GOAL: Find every line with "size" in it, then report how many there are and nothing more.

DATA SHOWN:
::::

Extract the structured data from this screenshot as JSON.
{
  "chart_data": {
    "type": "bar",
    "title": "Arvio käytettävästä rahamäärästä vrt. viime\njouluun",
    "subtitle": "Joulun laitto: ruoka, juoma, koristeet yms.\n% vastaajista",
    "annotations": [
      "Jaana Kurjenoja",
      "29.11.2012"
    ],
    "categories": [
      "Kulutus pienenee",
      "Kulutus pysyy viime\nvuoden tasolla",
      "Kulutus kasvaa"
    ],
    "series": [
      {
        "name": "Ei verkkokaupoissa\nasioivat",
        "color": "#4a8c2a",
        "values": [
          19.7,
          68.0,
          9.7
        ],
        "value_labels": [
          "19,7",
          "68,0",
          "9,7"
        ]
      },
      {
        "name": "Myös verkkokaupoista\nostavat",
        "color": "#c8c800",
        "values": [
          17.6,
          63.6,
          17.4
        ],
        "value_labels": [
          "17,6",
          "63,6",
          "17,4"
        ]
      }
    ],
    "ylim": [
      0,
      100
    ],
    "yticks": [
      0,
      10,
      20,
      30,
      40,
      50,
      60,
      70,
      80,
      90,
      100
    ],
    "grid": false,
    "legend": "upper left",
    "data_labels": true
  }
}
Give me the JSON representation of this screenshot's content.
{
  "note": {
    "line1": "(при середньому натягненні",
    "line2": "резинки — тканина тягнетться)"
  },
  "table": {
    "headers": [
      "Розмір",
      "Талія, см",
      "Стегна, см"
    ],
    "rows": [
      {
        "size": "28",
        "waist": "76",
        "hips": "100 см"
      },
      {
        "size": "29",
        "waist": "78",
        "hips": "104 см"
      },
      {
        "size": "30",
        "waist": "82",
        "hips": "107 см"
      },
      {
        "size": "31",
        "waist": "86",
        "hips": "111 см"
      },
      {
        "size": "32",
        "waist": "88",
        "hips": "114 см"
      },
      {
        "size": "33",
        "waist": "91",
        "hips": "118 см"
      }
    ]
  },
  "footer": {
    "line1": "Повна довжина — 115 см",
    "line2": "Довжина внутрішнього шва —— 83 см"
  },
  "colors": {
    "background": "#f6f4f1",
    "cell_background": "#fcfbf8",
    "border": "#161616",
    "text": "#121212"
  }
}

::::

FINAL RESULT: 6